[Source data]

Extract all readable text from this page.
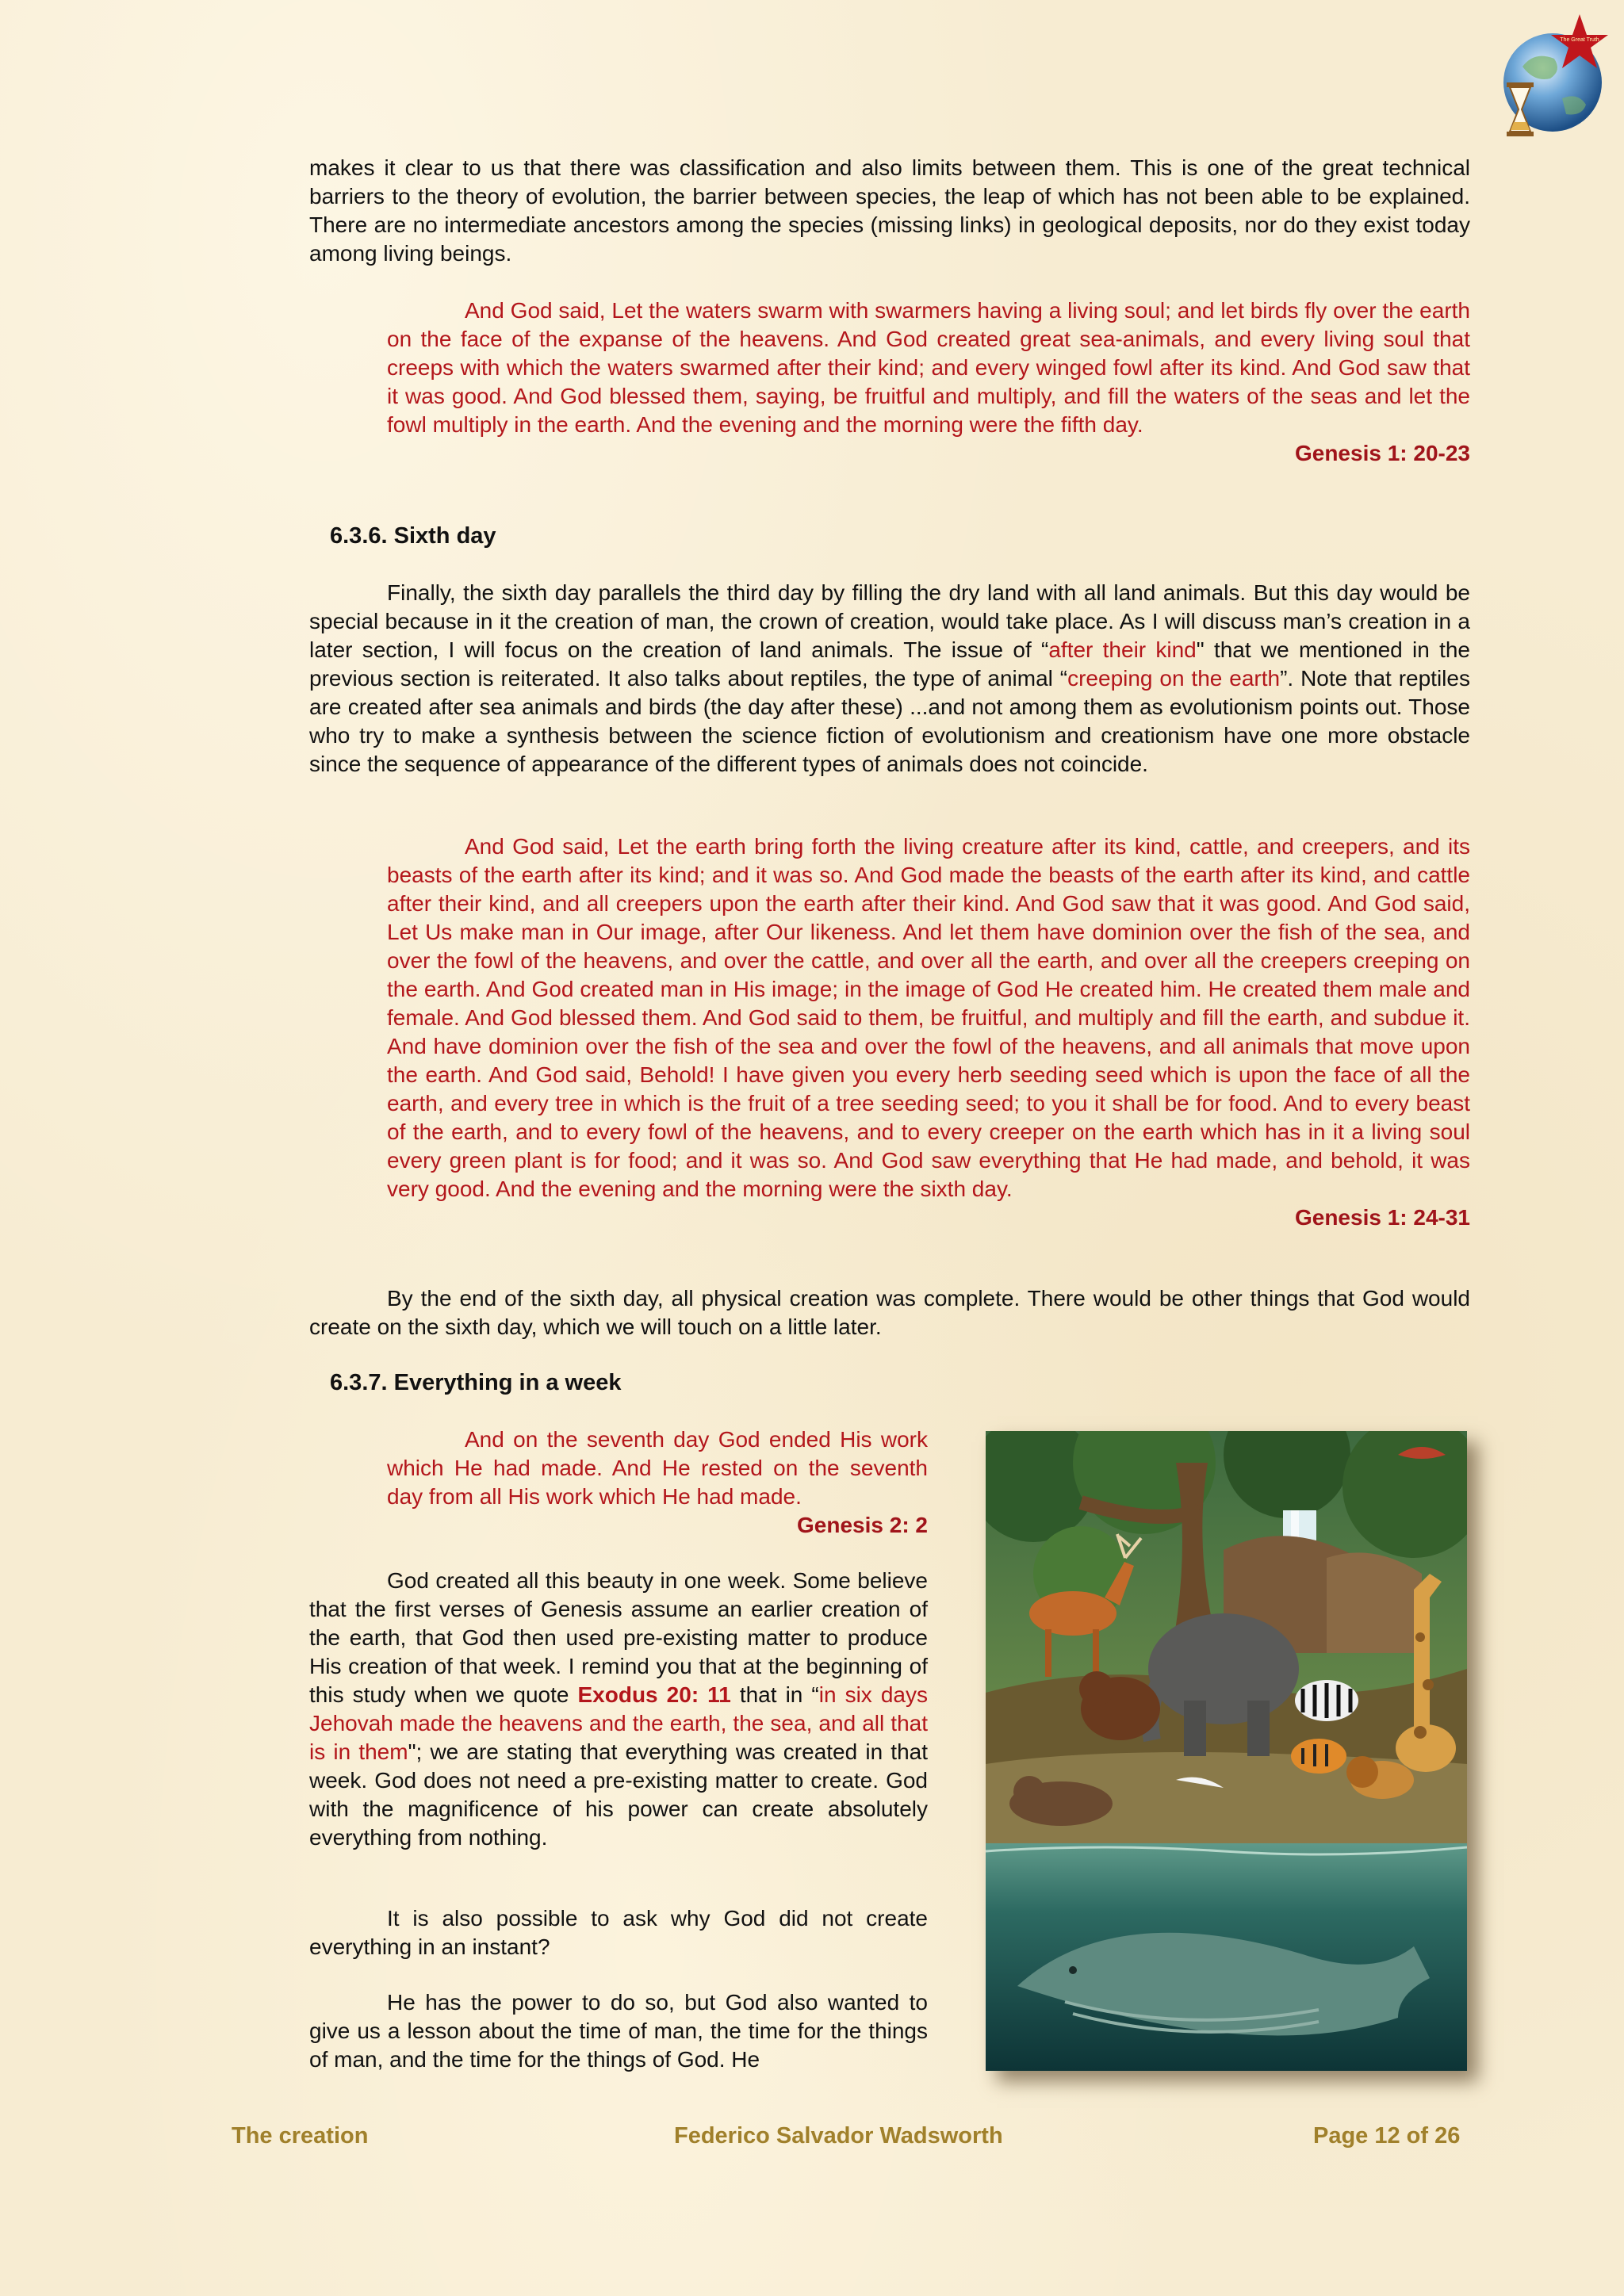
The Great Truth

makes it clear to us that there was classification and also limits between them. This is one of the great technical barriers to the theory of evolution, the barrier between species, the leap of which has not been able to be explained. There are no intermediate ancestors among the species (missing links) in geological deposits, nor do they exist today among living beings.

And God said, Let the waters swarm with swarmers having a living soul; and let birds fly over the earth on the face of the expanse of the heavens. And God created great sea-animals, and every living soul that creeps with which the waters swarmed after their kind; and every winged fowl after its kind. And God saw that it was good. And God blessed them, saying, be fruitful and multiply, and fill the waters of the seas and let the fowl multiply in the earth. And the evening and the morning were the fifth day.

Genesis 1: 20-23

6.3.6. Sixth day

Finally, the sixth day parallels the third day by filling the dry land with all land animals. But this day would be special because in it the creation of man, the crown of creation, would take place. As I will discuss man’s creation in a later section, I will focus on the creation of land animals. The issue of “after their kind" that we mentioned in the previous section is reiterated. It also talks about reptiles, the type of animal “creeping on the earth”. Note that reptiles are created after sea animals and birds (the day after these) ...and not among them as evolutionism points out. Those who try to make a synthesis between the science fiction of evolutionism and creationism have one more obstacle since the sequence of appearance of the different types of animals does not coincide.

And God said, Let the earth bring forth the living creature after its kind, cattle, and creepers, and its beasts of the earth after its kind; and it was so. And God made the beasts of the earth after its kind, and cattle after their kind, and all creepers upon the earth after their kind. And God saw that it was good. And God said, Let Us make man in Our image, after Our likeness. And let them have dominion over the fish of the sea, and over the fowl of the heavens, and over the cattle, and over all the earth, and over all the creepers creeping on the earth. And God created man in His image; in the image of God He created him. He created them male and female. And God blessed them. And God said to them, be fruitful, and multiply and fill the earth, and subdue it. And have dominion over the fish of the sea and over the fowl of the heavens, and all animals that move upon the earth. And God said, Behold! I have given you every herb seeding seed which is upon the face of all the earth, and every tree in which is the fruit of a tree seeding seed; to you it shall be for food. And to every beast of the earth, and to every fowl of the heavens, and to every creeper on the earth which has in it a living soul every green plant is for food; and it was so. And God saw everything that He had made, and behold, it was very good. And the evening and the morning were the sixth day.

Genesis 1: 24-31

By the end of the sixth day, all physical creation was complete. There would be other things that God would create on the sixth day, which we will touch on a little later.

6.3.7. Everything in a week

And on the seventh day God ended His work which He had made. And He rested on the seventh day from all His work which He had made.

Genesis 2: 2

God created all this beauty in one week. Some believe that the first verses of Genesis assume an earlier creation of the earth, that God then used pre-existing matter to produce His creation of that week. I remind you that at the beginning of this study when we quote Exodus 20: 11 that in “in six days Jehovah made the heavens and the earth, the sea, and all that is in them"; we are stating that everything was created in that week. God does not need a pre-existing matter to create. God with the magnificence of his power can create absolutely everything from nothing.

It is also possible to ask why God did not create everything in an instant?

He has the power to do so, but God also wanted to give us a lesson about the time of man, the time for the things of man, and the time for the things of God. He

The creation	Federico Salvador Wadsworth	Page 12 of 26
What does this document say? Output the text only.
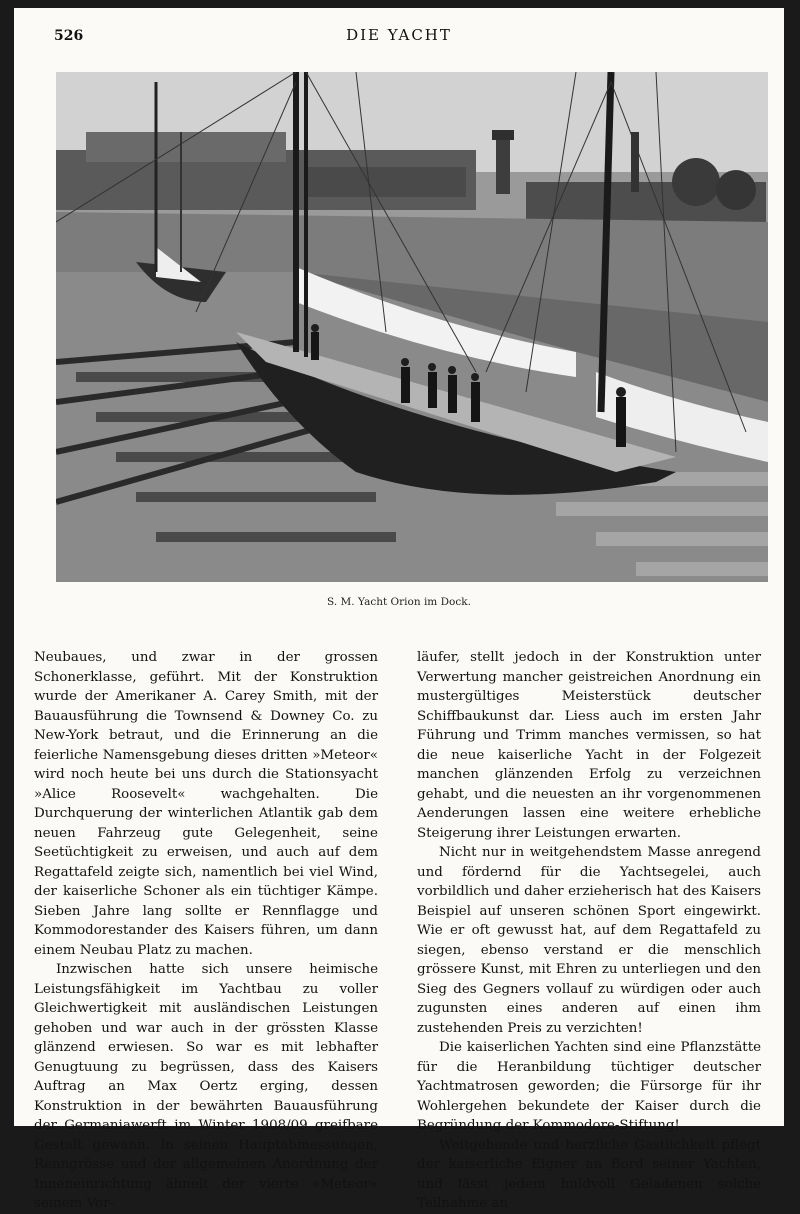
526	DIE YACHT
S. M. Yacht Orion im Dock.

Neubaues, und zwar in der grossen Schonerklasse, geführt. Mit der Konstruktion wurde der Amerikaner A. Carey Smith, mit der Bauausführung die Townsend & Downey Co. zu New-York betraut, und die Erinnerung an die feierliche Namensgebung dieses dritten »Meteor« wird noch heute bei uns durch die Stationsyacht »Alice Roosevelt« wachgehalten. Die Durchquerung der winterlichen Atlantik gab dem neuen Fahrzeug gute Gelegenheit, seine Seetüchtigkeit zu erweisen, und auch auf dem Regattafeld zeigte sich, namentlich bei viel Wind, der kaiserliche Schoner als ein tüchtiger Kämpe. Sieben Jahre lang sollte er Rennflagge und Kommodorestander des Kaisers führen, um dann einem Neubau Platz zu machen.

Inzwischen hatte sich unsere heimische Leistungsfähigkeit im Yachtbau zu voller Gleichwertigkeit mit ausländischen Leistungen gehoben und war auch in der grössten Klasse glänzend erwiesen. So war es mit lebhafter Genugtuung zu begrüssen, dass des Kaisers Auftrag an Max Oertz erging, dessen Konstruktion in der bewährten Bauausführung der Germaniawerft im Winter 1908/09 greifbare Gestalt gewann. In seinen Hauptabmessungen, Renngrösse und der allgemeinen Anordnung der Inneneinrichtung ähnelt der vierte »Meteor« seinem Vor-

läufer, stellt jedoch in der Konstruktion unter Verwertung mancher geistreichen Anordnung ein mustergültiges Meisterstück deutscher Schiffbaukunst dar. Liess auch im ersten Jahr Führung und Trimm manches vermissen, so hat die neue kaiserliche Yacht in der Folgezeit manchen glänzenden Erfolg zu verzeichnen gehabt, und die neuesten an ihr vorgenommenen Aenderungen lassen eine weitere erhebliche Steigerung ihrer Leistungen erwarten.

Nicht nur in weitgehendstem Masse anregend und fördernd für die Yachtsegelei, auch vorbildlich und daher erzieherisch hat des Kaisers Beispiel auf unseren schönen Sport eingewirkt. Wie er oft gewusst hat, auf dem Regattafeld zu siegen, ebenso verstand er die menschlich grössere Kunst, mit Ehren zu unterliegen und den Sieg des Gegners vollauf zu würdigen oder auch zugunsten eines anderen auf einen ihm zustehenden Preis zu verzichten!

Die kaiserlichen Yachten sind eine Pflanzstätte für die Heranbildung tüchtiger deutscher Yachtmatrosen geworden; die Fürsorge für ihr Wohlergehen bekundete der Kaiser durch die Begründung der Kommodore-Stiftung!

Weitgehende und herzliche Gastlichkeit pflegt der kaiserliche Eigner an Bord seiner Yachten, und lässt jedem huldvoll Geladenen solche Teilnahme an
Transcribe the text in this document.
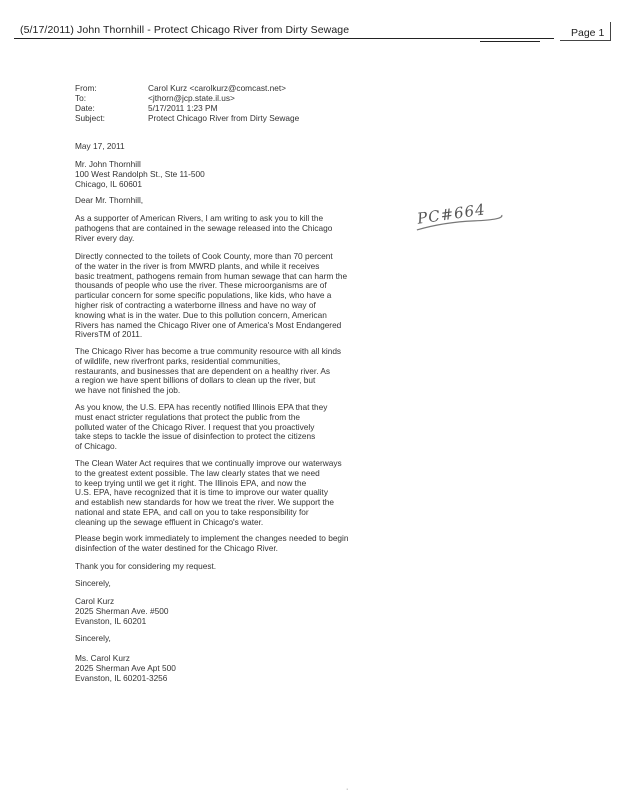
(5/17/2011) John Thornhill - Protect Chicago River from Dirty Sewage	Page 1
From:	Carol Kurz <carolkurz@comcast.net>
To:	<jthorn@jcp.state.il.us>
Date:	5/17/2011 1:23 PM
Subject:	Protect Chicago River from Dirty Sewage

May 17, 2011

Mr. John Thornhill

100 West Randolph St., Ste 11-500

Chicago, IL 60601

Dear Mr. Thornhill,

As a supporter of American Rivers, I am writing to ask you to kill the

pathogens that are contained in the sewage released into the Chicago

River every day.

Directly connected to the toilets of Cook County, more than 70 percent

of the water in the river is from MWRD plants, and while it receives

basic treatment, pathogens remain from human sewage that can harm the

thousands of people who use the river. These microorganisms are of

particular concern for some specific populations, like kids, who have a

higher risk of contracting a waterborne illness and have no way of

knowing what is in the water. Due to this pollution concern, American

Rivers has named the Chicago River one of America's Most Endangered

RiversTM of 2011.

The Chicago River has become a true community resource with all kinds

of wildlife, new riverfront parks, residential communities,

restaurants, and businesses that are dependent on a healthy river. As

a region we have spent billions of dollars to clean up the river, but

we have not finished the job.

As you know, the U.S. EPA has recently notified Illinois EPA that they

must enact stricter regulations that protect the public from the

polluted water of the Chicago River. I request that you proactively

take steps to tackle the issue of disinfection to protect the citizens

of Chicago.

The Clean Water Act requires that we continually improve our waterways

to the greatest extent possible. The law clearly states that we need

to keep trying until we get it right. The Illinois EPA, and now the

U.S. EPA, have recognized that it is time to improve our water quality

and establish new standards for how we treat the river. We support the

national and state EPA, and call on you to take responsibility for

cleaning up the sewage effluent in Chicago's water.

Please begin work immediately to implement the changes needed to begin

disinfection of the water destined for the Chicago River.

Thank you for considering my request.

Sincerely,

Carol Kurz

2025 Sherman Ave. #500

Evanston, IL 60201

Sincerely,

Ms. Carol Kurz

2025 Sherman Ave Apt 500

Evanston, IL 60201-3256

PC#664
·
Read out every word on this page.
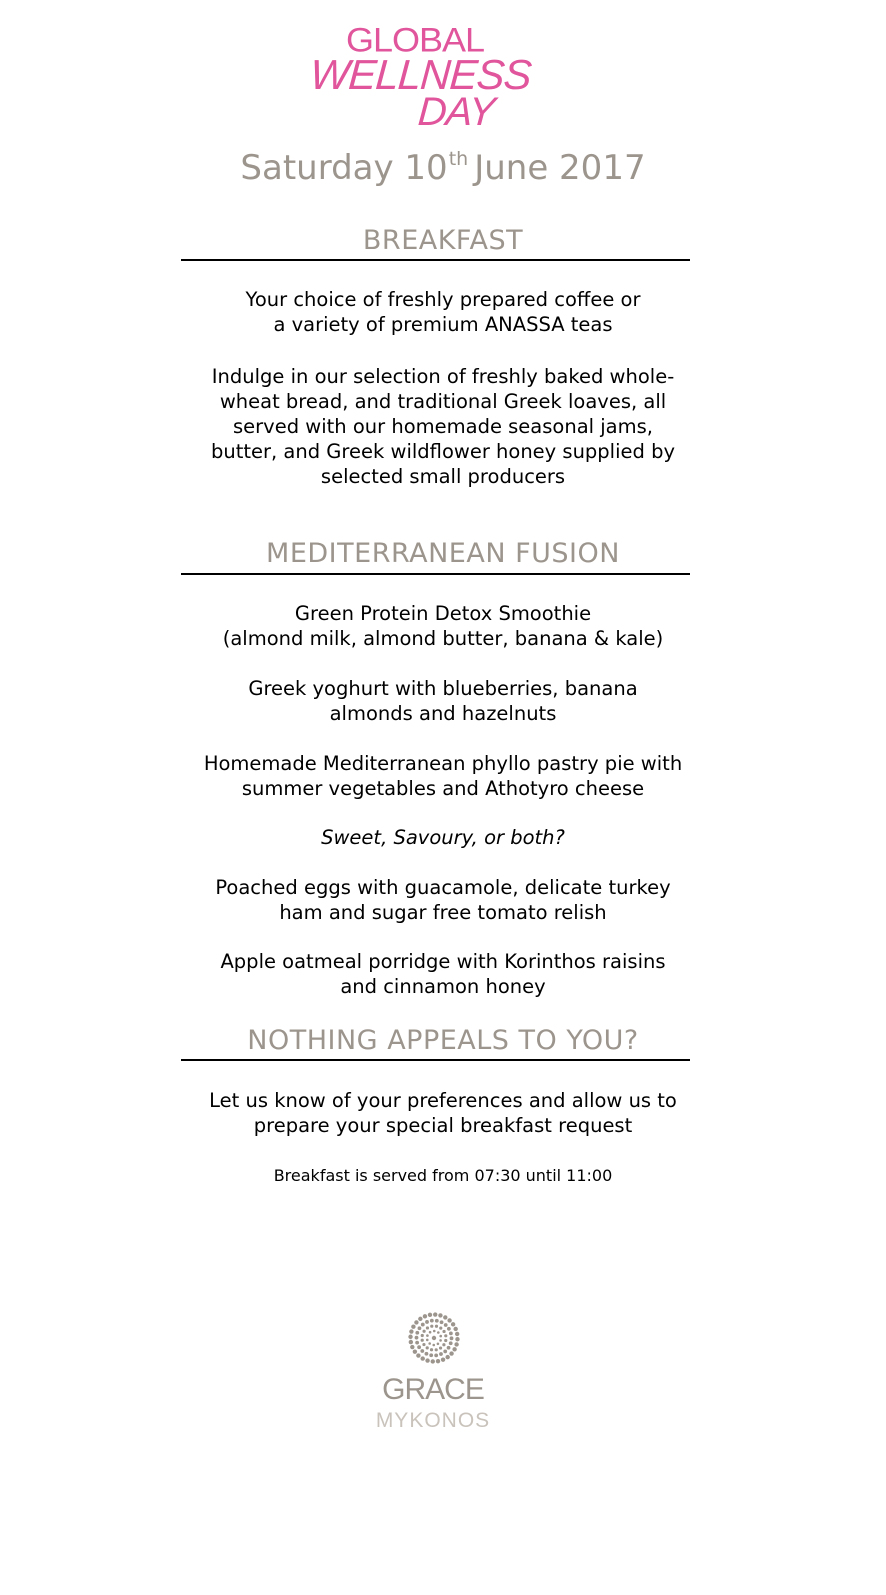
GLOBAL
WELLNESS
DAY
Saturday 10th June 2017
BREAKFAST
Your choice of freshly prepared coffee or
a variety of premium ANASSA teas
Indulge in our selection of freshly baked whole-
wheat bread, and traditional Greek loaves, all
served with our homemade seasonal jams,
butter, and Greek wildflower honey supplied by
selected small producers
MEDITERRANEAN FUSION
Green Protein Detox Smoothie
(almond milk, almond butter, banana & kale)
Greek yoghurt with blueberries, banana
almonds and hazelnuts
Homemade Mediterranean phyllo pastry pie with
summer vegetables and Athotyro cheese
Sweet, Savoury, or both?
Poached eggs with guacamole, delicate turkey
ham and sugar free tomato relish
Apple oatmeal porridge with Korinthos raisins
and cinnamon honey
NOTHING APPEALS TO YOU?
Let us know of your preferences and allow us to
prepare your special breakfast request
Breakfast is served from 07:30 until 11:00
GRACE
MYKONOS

§ **Exercise**
Return only the number of lines in the entries above that contain the word "There".

§ **Your response**
2